**WHAT THIS TASK INVOLVES**
Could you rewrite the records below with each "air-socket-icon" changed to "air-outlet-icon" and nothing else altered?

Part of a data file:
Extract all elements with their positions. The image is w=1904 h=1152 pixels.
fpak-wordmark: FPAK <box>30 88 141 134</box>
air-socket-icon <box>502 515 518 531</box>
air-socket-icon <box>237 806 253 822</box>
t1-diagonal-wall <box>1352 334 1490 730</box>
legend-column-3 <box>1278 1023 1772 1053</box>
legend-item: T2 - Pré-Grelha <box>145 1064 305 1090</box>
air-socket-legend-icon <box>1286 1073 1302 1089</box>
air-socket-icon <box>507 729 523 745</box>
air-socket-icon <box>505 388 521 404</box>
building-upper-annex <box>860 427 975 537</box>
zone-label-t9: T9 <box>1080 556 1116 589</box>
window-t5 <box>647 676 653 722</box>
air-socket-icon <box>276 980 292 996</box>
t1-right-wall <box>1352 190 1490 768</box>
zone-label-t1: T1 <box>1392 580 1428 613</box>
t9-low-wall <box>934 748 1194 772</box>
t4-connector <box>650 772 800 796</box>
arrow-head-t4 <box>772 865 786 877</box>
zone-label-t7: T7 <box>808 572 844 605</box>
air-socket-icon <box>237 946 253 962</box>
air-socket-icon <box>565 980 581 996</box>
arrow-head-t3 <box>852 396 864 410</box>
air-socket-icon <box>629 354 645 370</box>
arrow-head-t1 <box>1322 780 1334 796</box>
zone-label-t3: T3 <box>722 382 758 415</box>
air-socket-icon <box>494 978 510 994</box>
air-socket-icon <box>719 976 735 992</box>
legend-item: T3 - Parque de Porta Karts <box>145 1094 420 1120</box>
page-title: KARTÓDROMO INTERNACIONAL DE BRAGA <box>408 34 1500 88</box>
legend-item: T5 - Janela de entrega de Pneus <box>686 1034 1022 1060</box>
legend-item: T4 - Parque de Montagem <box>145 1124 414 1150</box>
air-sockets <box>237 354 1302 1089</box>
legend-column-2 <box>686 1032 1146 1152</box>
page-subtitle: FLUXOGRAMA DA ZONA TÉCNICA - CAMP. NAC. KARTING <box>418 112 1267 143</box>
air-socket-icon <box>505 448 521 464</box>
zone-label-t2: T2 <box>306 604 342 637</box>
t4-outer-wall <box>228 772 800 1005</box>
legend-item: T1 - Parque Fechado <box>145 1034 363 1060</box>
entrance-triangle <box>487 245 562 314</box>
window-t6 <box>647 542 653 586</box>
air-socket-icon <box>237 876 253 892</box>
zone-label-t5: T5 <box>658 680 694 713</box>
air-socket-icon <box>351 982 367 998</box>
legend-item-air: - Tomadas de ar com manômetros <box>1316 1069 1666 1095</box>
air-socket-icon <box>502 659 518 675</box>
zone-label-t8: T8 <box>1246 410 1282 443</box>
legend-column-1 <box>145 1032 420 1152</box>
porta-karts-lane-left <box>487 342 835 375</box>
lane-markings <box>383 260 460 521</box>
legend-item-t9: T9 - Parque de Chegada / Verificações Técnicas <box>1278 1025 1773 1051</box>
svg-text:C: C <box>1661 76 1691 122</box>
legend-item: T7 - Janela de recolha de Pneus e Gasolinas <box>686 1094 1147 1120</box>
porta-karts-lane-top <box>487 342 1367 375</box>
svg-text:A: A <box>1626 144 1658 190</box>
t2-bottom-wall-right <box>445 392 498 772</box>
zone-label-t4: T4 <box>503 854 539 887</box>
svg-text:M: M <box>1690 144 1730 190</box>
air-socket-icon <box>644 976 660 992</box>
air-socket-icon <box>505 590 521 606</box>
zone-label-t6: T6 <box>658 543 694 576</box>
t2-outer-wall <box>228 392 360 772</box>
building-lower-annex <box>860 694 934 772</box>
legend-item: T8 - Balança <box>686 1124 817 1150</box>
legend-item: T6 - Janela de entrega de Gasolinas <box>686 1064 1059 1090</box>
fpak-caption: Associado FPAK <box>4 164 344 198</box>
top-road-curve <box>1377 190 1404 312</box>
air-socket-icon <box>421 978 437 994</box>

**TASK RESULT**
Extract all elements with their positions. The image is w=1904 h=1152 pixels.
fpak-wordmark: FPAK <box>30 88 141 134</box>
air-outlet-icon <box>502 515 518 531</box>
air-outlet-icon <box>237 806 253 822</box>
t1-diagonal-wall <box>1352 334 1490 730</box>
legend-column-3 <box>1278 1023 1772 1053</box>
legend-item: T2 - Pré-Grelha <box>145 1064 305 1090</box>
air-socket-legend-icon <box>1286 1073 1302 1089</box>
air-outlet-icon <box>507 729 523 745</box>
air-outlet-icon <box>505 388 521 404</box>
building-upper-annex <box>860 427 975 537</box>
zone-label-t9: T9 <box>1080 556 1116 589</box>
window-t5 <box>647 676 653 722</box>
air-outlet-icon <box>276 980 292 996</box>
t1-right-wall <box>1352 190 1490 768</box>
zone-label-t1: T1 <box>1392 580 1428 613</box>
t9-low-wall <box>934 748 1194 772</box>
t4-connector <box>650 772 800 796</box>
arrow-head-t4 <box>772 865 786 877</box>
zone-label-t7: T7 <box>808 572 844 605</box>
air-outlet-icon <box>237 946 253 962</box>
air-outlet-icon <box>565 980 581 996</box>
arrow-head-t3 <box>852 396 864 410</box>
air-outlet-icon <box>629 354 645 370</box>
arrow-head-t1 <box>1322 780 1334 796</box>
zone-label-t3: T3 <box>722 382 758 415</box>
air-outlet-icon <box>494 978 510 994</box>
air-outlet-icon <box>719 976 735 992</box>
legend-item: T3 - Parque de Porta Karts <box>145 1094 420 1120</box>
page-title: KARTÓDROMO INTERNACIONAL DE BRAGA <box>408 34 1500 88</box>
legend-item: T5 - Janela de entrega de Pneus <box>686 1034 1022 1060</box>
legend-item: T4 - Parque de Montagem <box>145 1124 414 1150</box>
air-sockets <box>237 354 1302 1089</box>
legend-column-2 <box>686 1032 1146 1152</box>
page-subtitle: FLUXOGRAMA DA ZONA TÉCNICA - CAMP. NAC. KARTING <box>418 112 1267 143</box>
air-outlet-icon <box>505 448 521 464</box>
zone-label-t2: T2 <box>306 604 342 637</box>
t4-outer-wall <box>228 772 800 1005</box>
legend-item: T1 - Parque Fechado <box>145 1034 363 1060</box>
entrance-triangle <box>487 245 562 314</box>
window-t6 <box>647 542 653 586</box>
air-outlet-icon <box>237 876 253 892</box>
zone-label-t5: T5 <box>658 680 694 713</box>
air-outlet-icon <box>351 982 367 998</box>
legend-item-air: - Tomadas de ar com manômetros <box>1316 1069 1666 1095</box>
air-outlet-icon <box>502 659 518 675</box>
zone-label-t8: T8 <box>1246 410 1282 443</box>
legend-column-1 <box>145 1032 420 1152</box>
porta-karts-lane-left <box>487 342 835 375</box>
lane-markings <box>383 260 460 521</box>
legend-item-t9: T9 - Parque de Chegada / Verificações Técnicas <box>1278 1025 1773 1051</box>
svg-text:C: C <box>1661 76 1691 122</box>
legend-item: T7 - Janela de recolha de Pneus e Gasolinas <box>686 1094 1147 1120</box>
porta-karts-lane-top <box>487 342 1367 375</box>
svg-text:A: A <box>1626 144 1658 190</box>
t2-bottom-wall-right <box>445 392 498 772</box>
zone-label-t4: T4 <box>503 854 539 887</box>
svg-text:M: M <box>1690 144 1730 190</box>
air-outlet-icon <box>644 976 660 992</box>
air-outlet-icon <box>505 590 521 606</box>
zone-label-t6: T6 <box>658 543 694 576</box>
t2-outer-wall <box>228 392 360 772</box>
building-lower-annex <box>860 694 934 772</box>
legend-item: T8 - Balança <box>686 1124 817 1150</box>
legend-item: T6 - Janela de entrega de Gasolinas <box>686 1064 1059 1090</box>
fpak-caption: Associado FPAK <box>4 164 344 198</box>
top-road-curve <box>1377 190 1404 312</box>
air-outlet-icon <box>421 978 437 994</box>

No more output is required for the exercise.